(begin)

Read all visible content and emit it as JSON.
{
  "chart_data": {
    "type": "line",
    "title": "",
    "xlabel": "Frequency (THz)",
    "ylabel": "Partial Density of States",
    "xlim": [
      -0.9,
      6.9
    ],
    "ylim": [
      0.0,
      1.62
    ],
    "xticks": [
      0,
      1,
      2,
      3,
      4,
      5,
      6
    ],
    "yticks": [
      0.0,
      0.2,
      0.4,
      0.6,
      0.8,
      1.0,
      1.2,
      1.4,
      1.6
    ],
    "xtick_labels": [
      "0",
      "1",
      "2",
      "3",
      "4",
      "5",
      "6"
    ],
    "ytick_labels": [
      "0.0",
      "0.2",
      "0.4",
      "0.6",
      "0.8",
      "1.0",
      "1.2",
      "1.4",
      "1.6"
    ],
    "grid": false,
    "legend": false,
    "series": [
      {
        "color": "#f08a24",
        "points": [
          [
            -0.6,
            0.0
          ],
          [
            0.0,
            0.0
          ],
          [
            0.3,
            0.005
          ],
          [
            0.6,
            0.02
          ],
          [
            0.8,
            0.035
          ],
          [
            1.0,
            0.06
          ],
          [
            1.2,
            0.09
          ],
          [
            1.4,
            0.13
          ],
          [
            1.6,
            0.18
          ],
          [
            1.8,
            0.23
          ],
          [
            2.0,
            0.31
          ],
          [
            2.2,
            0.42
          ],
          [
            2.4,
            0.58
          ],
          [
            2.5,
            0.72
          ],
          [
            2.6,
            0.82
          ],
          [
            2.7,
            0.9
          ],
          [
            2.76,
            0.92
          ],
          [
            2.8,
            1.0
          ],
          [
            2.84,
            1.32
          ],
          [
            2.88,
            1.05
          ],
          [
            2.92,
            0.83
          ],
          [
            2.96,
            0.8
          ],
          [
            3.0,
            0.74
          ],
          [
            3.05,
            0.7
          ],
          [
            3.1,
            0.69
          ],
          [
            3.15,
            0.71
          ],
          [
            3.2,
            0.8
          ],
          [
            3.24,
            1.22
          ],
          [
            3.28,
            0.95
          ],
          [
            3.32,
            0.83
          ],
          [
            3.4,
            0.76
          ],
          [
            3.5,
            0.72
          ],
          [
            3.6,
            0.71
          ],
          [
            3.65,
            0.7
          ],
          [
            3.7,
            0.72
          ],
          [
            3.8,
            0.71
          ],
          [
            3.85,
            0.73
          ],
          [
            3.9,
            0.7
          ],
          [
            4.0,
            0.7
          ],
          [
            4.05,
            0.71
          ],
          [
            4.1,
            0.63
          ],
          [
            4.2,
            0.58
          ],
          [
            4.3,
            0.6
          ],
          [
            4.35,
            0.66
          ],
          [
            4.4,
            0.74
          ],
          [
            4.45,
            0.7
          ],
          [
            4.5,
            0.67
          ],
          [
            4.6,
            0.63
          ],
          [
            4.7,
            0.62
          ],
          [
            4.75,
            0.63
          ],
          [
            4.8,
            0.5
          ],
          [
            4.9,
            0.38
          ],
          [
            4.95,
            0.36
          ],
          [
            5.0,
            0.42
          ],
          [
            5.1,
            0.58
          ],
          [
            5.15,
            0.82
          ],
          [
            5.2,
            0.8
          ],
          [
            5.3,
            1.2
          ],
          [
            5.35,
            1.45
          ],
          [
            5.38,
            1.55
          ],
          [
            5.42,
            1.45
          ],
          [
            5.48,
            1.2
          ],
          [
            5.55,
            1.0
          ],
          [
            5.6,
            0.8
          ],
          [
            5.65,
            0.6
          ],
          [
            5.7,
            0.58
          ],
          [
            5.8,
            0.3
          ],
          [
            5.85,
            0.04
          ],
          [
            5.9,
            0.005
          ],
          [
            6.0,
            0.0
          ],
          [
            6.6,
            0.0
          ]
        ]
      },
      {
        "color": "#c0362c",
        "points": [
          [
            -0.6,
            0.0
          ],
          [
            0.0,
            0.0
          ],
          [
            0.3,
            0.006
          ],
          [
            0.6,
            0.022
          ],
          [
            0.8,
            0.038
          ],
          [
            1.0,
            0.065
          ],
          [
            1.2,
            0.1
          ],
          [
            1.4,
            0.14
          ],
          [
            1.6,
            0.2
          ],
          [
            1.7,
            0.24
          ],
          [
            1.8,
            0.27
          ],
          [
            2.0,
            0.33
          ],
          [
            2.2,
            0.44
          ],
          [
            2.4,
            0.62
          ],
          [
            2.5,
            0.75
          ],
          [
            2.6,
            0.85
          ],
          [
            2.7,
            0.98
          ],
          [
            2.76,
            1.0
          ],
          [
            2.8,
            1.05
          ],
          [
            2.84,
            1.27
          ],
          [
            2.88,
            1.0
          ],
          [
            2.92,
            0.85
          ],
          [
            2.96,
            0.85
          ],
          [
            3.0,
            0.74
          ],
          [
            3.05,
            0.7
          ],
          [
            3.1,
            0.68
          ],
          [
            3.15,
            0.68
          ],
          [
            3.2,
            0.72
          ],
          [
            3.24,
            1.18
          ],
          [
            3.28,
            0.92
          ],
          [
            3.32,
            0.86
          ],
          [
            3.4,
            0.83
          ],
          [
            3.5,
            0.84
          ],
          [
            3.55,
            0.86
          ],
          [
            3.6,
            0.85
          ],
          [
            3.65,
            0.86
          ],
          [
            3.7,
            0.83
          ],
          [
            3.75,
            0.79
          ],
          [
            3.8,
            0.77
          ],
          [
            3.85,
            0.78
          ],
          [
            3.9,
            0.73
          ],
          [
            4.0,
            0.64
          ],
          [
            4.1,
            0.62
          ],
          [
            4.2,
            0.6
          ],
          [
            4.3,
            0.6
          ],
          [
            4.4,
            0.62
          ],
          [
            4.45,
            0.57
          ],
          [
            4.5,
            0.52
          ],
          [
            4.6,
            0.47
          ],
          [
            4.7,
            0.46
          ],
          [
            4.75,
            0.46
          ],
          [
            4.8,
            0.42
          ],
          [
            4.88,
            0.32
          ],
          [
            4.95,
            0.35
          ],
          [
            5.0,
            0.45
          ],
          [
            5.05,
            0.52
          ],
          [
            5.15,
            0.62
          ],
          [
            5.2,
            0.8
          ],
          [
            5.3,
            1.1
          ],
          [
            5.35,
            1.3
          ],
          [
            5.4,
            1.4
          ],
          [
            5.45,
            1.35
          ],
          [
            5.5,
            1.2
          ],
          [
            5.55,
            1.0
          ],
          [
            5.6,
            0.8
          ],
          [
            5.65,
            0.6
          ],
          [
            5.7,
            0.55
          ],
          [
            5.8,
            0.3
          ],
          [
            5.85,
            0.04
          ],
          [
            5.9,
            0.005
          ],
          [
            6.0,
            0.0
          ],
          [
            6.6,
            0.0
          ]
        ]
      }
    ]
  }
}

(end)

Give the listing again, word for word.

Task answer >>
Read all visible content and emit it as JSON.
{
  "chart_data": {
    "type": "line",
    "title": "",
    "xlabel": "Frequency (THz)",
    "ylabel": "Partial Density of States",
    "xlim": [
      -0.9,
      6.9
    ],
    "ylim": [
      0.0,
      1.62
    ],
    "xticks": [
      0,
      1,
      2,
      3,
      4,
      5,
      6
    ],
    "yticks": [
      0.0,
      0.2,
      0.4,
      0.6,
      0.8,
      1.0,
      1.2,
      1.4,
      1.6
    ],
    "xtick_labels": [
      "0",
      "1",
      "2",
      "3",
      "4",
      "5",
      "6"
    ],
    "ytick_labels": [
      "0.0",
      "0.2",
      "0.4",
      "0.6",
      "0.8",
      "1.0",
      "1.2",
      "1.4",
      "1.6"
    ],
    "grid": false,
    "legend": false,
    "series": [
      {
        "color": "#f08a24",
        "points": [
          [
            -0.6,
            0.0
          ],
          [
            0.0,
            0.0
          ],
          [
            0.3,
            0.005
          ],
          [
            0.6,
            0.02
          ],
          [
            0.8,
            0.035
          ],
          [
            1.0,
            0.06
          ],
          [
            1.2,
            0.09
          ],
          [
            1.4,
            0.13
          ],
          [
            1.6,
            0.18
          ],
          [
            1.8,
            0.23
          ],
          [
            2.0,
            0.31
          ],
          [
            2.2,
            0.42
          ],
          [
            2.4,
            0.58
          ],
          [
            2.5,
            0.72
          ],
          [
            2.6,
            0.82
          ],
          [
            2.7,
            0.9
          ],
          [
            2.76,
            0.92
          ],
          [
            2.8,
            1.0
          ],
          [
            2.84,
            1.32
          ],
          [
            2.88,
            1.05
          ],
          [
            2.92,
            0.83
          ],
          [
            2.96,
            0.8
          ],
          [
            3.0,
            0.74
          ],
          [
            3.05,
            0.7
          ],
          [
            3.1,
            0.69
          ],
          [
            3.15,
            0.71
          ],
          [
            3.2,
            0.8
          ],
          [
            3.24,
            1.22
          ],
          [
            3.28,
            0.95
          ],
          [
            3.32,
            0.83
          ],
          [
            3.4,
            0.76
          ],
          [
            3.5,
            0.72
          ],
          [
            3.6,
            0.71
          ],
          [
            3.65,
            0.7
          ],
          [
            3.7,
            0.72
          ],
          [
            3.8,
            0.71
          ],
          [
            3.85,
            0.73
          ],
          [
            3.9,
            0.7
          ],
          [
            4.0,
            0.7
          ],
          [
            4.05,
            0.71
          ],
          [
            4.1,
            0.63
          ],
          [
            4.2,
            0.58
          ],
          [
            4.3,
            0.6
          ],
          [
            4.35,
            0.66
          ],
          [
            4.4,
            0.74
          ],
          [
            4.45,
            0.7
          ],
          [
            4.5,
            0.67
          ],
          [
            4.6,
            0.63
          ],
          [
            4.7,
            0.62
          ],
          [
            4.75,
            0.63
          ],
          [
            4.8,
            0.5
          ],
          [
            4.9,
            0.38
          ],
          [
            4.95,
            0.36
          ],
          [
            5.0,
            0.42
          ],
          [
            5.1,
            0.58
          ],
          [
            5.15,
            0.82
          ],
          [
            5.2,
            0.8
          ],
          [
            5.3,
            1.2
          ],
          [
            5.35,
            1.45
          ],
          [
            5.38,
            1.55
          ],
          [
            5.42,
            1.45
          ],
          [
            5.48,
            1.2
          ],
          [
            5.55,
            1.0
          ],
          [
            5.6,
            0.8
          ],
          [
            5.65,
            0.6
          ],
          [
            5.7,
            0.58
          ],
          [
            5.8,
            0.3
          ],
          [
            5.85,
            0.04
          ],
          [
            5.9,
            0.005
          ],
          [
            6.0,
            0.0
          ],
          [
            6.6,
            0.0
          ]
        ]
      },
      {
        "color": "#c0362c",
        "points": [
          [
            -0.6,
            0.0
          ],
          [
            0.0,
            0.0
          ],
          [
            0.3,
            0.006
          ],
          [
            0.6,
            0.022
          ],
          [
            0.8,
            0.038
          ],
          [
            1.0,
            0.065
          ],
          [
            1.2,
            0.1
          ],
          [
            1.4,
            0.14
          ],
          [
            1.6,
            0.2
          ],
          [
            1.7,
            0.24
          ],
          [
            1.8,
            0.27
          ],
          [
            2.0,
            0.33
          ],
          [
            2.2,
            0.44
          ],
          [
            2.4,
            0.62
          ],
          [
            2.5,
            0.75
          ],
          [
            2.6,
            0.85
          ],
          [
            2.7,
            0.98
          ],
          [
            2.76,
            1.0
          ],
          [
            2.8,
            1.05
          ],
          [
            2.84,
            1.27
          ],
          [
            2.88,
            1.0
          ],
          [
            2.92,
            0.85
          ],
          [
            2.96,
            0.85
          ],
          [
            3.0,
            0.74
          ],
          [
            3.05,
            0.7
          ],
          [
            3.1,
            0.68
          ],
          [
            3.15,
            0.68
          ],
          [
            3.2,
            0.72
          ],
          [
            3.24,
            1.18
          ],
          [
            3.28,
            0.92
          ],
          [
            3.32,
            0.86
          ],
          [
            3.4,
            0.83
          ],
          [
            3.5,
            0.84
          ],
          [
            3.55,
            0.86
          ],
          [
            3.6,
            0.85
          ],
          [
            3.65,
            0.86
          ],
          [
            3.7,
            0.83
          ],
          [
            3.75,
            0.79
          ],
          [
            3.8,
            0.77
          ],
          [
            3.85,
            0.78
          ],
          [
            3.9,
            0.73
          ],
          [
            4.0,
            0.64
          ],
          [
            4.1,
            0.62
          ],
          [
            4.2,
            0.6
          ],
          [
            4.3,
            0.6
          ],
          [
            4.4,
            0.62
          ],
          [
            4.45,
            0.57
          ],
          [
            4.5,
            0.52
          ],
          [
            4.6,
            0.47
          ],
          [
            4.7,
            0.46
          ],
          [
            4.75,
            0.46
          ],
          [
            4.8,
            0.42
          ],
          [
            4.88,
            0.32
          ],
          [
            4.95,
            0.35
          ],
          [
            5.0,
            0.45
          ],
          [
            5.05,
            0.52
          ],
          [
            5.15,
            0.62
          ],
          [
            5.2,
            0.8
          ],
          [
            5.3,
            1.1
          ],
          [
            5.35,
            1.3
          ],
          [
            5.4,
            1.4
          ],
          [
            5.45,
            1.35
          ],
          [
            5.5,
            1.2
          ],
          [
            5.55,
            1.0
          ],
          [
            5.6,
            0.8
          ],
          [
            5.65,
            0.6
          ],
          [
            5.7,
            0.55
          ],
          [
            5.8,
            0.3
          ],
          [
            5.85,
            0.04
          ],
          [
            5.9,
            0.005
          ],
          [
            6.0,
            0.0
          ],
          [
            6.6,
            0.0
          ]
        ]
      }
    ]
  }
}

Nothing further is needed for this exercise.